§ **WHAT TO DO**
Reproduce the data exactly and drop any pictures it holds.

Dataset rows
═══

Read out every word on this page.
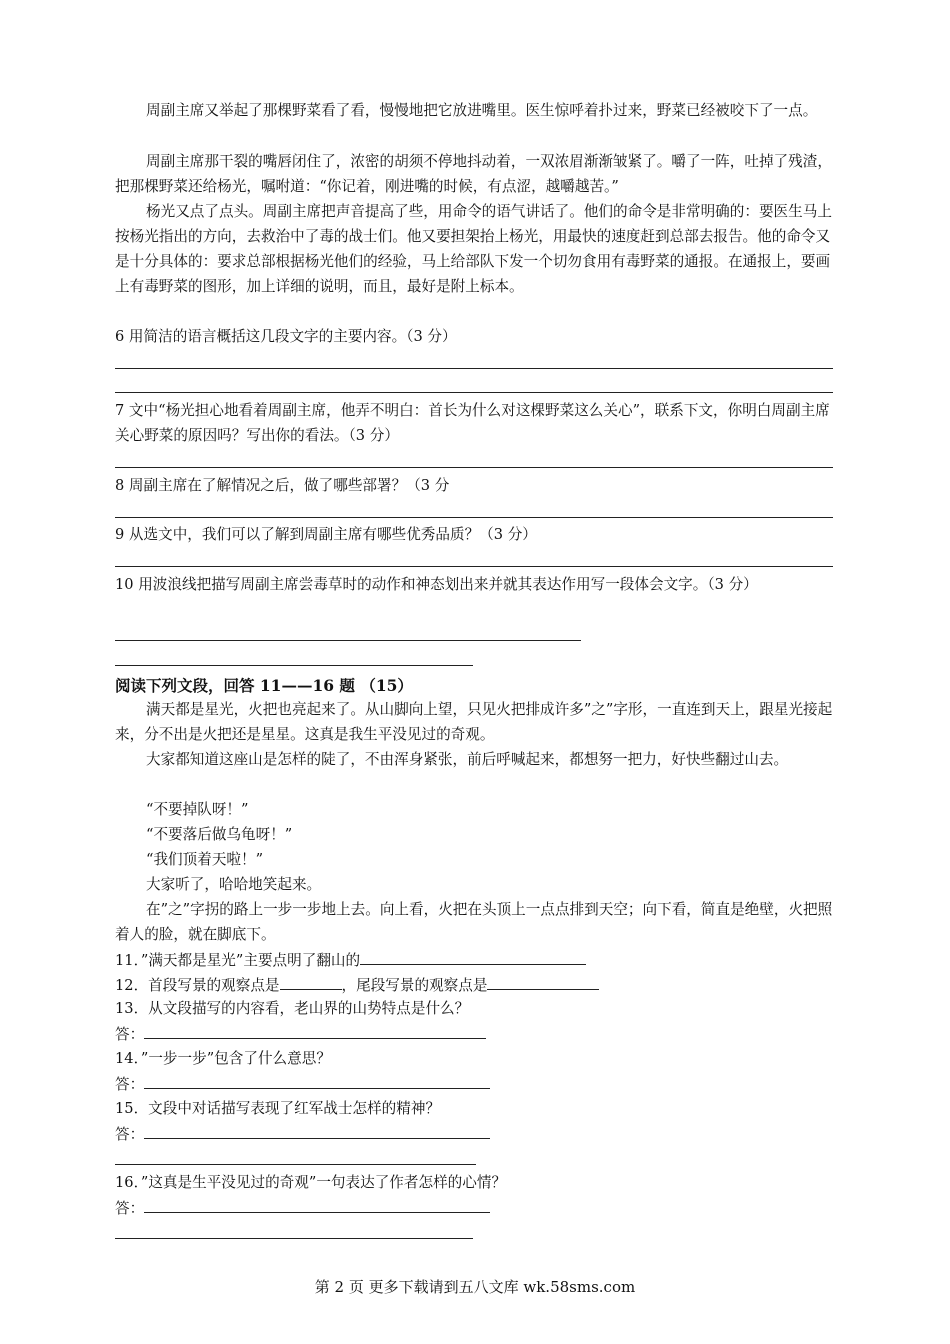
周副主席又举起了那棵野菜看了看，慢慢地把它放进嘴里。医生惊呼着扑过来，野菜已经被咬下了一点。
周副主席那干裂的嘴唇闭住了，浓密的胡须不停地抖动着，一双浓眉渐渐皱紧了。嚼了一阵，吐掉了残渣，把那棵野菜还给杨光，嘱咐道：“你记着，刚进嘴的时候，有点涩，越嚼越苦。”
杨光又点了点头。周副主席把声音提高了些，用命令的语气讲话了。他们的命令是非常明确的：要医生马上按杨光指出的方向，去救治中了毒的战士们。他又要担架抬上杨光，用最快的速度赶到总部去报告。他的命令又是十分具体的：要求总部根据杨光他们的经验，马上给部队下发一个切勿食用有毒野菜的通报。在通报上，要画上有毒野菜的图形，加上详细的说明，而且，最好是附上标本。
6 用简洁的语言概括这几段文字的主要内容。（3 分）
7 文中“杨光担心地看着周副主席，他弄不明白：首长为什么对这棵野菜这么关心”，联系下文，你明白周副主席关心野菜的原因吗？写出你的看法。（3 分）
8 周副主席在了解情况之后，做了哪些部署？（3 分
9 从选文中，我们可以了解到周副主席有哪些优秀品质？（3 分）
10 用波浪线把描写周副主席尝毒草时的动作和神态划出来并就其表达作用写一段体会文字。（3 分）
阅读下列文段，回答 11——16 题 （15）
满天都是星光，火把也亮起来了。从山脚向上望，只见火把排成许多”之”字形，一直连到天上，跟星光接起来，分不出是火把还是星星。这真是我生平没见过的奇观。
大家都知道这座山是怎样的陡了，不由浑身紧张，前后呼喊起来，都想努一把力，好快些翻过山去。
“不要掉队呀！”
“不要落后做乌龟呀！”
“我们顶着天啦！”
大家听了，哈哈地笑起来。
在”之”字拐的路上一步一步地上去。向上看，火把在头顶上一点点排到天空；向下看，简直是绝壁，火把照着人的脸，就在脚底下。
11．”满天都是星光”主要点明了翻山的
12．首段写景的观察点是	，尾段写景的观察点是
13．从文段描写的内容看，老山界的山势特点是什么？
答：
14．”一步一步”包含了什么意思？
答：
15．文段中对话描写表现了红军战士怎样的精神？
答：
16．”这真是生平没见过的奇观”一句表达了作者怎样的心情？
答：
第 2 页 更多下载请到五八文库 wk.58sms.com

═══

§ **CORRECT RESULT**
Read out every word on this page.
周副主席又举起了那棵野菜看了看，慢慢地把它放进嘴里。医生惊呼着扑过来，野菜已经被咬下了一点。
周副主席那干裂的嘴唇闭住了，浓密的胡须不停地抖动着，一双浓眉渐渐皱紧了。嚼了一阵，吐掉了残渣，把那棵野菜还给杨光，嘱咐道：“你记着，刚进嘴的时候，有点涩，越嚼越苦。”
杨光又点了点头。周副主席把声音提高了些，用命令的语气讲话了。他们的命令是非常明确的：要医生马上按杨光指出的方向，去救治中了毒的战士们。他又要担架抬上杨光，用最快的速度赶到总部去报告。他的命令又是十分具体的：要求总部根据杨光他们的经验，马上给部队下发一个切勿食用有毒野菜的通报。在通报上，要画上有毒野菜的图形，加上详细的说明，而且，最好是附上标本。
6 用简洁的语言概括这几段文字的主要内容。（3 分）
7 文中“杨光担心地看着周副主席，他弄不明白：首长为什么对这棵野菜这么关心”，联系下文，你明白周副主席关心野菜的原因吗？写出你的看法。（3 分）
8 周副主席在了解情况之后，做了哪些部署？（3 分
9 从选文中，我们可以了解到周副主席有哪些优秀品质？（3 分）
10 用波浪线把描写周副主席尝毒草时的动作和神态划出来并就其表达作用写一段体会文字。（3 分）
阅读下列文段，回答 11——16 题 （15）
满天都是星光，火把也亮起来了。从山脚向上望，只见火把排成许多”之”字形，一直连到天上，跟星光接起来，分不出是火把还是星星。这真是我生平没见过的奇观。
大家都知道这座山是怎样的陡了，不由浑身紧张，前后呼喊起来，都想努一把力，好快些翻过山去。
“不要掉队呀！”
“不要落后做乌龟呀！”
“我们顶着天啦！”
大家听了，哈哈地笑起来。
在”之”字拐的路上一步一步地上去。向上看，火把在头顶上一点点排到天空；向下看，简直是绝壁，火把照着人的脸，就在脚底下。
11．”满天都是星光”主要点明了翻山的
12．首段写景的观察点是	，尾段写景的观察点是
13．从文段描写的内容看，老山界的山势特点是什么？
答：
14．”一步一步”包含了什么意思？
答：
15．文段中对话描写表现了红军战士怎样的精神？
答：
16．”这真是生平没见过的奇观”一句表达了作者怎样的心情？
答：
第 2 页 更多下载请到五八文库 wk.58sms.com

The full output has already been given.